* [Work instructions]: Scan the data below and pick out the lines containing the word "faire".
┏━━
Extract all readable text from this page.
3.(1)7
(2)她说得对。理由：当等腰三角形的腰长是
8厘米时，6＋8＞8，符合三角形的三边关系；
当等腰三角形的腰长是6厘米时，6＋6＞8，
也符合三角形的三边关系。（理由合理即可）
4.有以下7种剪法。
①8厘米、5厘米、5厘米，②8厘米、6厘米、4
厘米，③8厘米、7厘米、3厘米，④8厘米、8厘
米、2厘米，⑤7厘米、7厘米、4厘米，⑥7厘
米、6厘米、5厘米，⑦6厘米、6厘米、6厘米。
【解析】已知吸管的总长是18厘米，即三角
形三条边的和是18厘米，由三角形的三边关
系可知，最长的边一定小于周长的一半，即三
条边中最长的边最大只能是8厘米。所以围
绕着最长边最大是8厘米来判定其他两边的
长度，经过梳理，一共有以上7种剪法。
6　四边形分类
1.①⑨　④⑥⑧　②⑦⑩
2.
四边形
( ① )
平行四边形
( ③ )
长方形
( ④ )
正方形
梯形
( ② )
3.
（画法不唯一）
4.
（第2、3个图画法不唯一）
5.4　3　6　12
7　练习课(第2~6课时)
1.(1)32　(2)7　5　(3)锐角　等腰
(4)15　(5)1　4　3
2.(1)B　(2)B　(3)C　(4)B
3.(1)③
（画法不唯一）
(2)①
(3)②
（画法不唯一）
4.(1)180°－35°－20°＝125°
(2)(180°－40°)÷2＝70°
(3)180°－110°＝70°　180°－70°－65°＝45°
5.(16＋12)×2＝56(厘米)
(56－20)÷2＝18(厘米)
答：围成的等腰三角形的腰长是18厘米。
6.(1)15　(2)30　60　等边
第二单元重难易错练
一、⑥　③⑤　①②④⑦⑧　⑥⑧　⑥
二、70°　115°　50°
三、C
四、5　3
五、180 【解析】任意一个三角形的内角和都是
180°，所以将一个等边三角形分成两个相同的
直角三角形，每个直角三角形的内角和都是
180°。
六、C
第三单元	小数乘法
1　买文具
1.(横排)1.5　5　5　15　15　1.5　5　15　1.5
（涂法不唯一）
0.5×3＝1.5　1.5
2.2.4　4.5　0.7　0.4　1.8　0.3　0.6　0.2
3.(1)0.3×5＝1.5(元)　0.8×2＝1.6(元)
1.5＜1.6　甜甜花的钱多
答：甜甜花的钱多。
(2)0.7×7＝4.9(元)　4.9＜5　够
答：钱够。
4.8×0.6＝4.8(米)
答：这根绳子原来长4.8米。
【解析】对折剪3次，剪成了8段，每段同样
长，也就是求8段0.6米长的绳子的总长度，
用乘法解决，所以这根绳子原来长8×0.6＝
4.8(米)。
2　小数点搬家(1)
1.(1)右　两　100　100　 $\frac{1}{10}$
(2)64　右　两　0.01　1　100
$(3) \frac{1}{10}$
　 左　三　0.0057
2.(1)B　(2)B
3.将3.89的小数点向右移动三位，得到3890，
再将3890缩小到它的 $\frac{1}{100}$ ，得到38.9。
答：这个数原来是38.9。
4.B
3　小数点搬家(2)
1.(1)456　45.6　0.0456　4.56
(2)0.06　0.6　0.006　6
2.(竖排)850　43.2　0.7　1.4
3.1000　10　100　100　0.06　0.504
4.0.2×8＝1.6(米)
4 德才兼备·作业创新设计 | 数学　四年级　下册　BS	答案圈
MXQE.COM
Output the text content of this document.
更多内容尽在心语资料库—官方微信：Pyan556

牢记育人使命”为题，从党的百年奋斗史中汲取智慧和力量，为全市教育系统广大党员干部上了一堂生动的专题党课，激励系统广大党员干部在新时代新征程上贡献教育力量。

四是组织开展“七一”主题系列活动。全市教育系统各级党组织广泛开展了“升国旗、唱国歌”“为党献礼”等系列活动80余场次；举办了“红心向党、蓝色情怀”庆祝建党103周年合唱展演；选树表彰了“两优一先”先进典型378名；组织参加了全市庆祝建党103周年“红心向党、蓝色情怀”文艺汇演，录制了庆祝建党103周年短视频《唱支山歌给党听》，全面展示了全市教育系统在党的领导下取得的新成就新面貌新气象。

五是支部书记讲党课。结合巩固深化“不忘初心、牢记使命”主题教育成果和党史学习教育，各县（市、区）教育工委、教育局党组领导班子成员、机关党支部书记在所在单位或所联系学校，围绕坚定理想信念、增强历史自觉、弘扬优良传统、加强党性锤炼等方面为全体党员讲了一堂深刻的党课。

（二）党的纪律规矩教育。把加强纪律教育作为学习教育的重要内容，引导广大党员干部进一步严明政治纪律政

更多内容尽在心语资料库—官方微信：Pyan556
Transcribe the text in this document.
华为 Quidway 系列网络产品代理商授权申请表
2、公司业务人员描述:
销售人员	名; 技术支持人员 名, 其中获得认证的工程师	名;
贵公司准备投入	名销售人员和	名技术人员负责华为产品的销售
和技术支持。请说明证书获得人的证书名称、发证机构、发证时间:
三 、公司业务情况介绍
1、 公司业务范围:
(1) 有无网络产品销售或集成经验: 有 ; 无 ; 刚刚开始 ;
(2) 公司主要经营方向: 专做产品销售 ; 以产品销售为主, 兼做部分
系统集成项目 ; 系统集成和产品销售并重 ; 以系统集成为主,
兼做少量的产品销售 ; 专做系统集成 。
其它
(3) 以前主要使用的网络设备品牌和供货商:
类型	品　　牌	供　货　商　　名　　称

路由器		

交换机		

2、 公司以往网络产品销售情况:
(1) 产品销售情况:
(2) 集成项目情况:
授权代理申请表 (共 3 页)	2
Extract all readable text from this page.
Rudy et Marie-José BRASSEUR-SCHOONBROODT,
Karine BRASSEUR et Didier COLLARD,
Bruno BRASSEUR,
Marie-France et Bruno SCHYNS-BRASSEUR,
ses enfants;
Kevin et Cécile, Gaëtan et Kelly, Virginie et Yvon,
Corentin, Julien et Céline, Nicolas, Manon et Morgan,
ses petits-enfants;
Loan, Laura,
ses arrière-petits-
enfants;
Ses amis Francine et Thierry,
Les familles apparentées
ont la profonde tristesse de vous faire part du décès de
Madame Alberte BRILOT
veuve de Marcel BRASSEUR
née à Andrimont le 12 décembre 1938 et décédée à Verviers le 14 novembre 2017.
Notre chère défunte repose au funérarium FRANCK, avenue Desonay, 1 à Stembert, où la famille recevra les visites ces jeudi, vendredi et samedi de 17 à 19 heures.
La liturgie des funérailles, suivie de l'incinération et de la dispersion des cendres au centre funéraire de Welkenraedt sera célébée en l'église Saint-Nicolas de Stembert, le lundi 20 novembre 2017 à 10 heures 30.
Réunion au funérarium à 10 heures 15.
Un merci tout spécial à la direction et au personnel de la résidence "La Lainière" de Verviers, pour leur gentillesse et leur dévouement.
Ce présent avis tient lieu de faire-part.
┗━━
* [Solution to this task]:
ont la profonde tristesse de vous faire part du décès de
Ce présent avis tient lieu de faire-part.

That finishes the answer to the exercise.